Given problem — In the entries below, find every line with "value" and copy it.

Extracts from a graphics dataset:
◆ ◆ ◆ ◆ ◆

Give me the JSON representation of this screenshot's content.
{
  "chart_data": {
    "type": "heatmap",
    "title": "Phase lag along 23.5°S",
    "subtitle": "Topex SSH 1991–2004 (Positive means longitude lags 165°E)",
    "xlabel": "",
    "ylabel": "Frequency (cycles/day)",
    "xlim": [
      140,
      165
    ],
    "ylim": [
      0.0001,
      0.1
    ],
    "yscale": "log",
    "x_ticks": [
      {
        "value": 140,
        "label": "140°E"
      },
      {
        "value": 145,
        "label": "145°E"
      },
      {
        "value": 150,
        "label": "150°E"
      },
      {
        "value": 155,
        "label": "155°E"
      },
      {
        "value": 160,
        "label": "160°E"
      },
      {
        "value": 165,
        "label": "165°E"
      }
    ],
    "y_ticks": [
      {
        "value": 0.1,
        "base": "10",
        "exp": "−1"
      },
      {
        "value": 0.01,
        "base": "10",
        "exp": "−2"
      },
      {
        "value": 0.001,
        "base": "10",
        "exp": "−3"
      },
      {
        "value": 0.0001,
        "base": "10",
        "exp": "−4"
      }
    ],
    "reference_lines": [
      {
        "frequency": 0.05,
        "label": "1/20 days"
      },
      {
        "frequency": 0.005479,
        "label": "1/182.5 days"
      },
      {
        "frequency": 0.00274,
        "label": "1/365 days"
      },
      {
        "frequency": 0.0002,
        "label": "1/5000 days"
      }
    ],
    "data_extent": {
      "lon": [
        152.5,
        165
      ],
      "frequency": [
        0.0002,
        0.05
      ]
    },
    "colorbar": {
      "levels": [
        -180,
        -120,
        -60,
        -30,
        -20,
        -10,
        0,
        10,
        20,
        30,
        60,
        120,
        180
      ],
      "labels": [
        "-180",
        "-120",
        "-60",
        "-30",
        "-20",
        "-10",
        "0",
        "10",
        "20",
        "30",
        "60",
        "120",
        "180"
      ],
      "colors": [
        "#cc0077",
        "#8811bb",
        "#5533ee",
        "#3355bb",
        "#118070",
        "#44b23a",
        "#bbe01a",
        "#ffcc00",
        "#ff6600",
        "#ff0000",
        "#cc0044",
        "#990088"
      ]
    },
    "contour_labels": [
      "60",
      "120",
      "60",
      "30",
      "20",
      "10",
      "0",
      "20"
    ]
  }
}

◆ ◆ ◆ ◆ ◆

Complete response —
        "value": 140,
        "value": 145,
        "value": 150,
        "value": 155,
        "value": 160,
        "value": 165,
        "value": 0.1,
        "value": 0.01,
        "value": 0.001,
        "value": 0.0001,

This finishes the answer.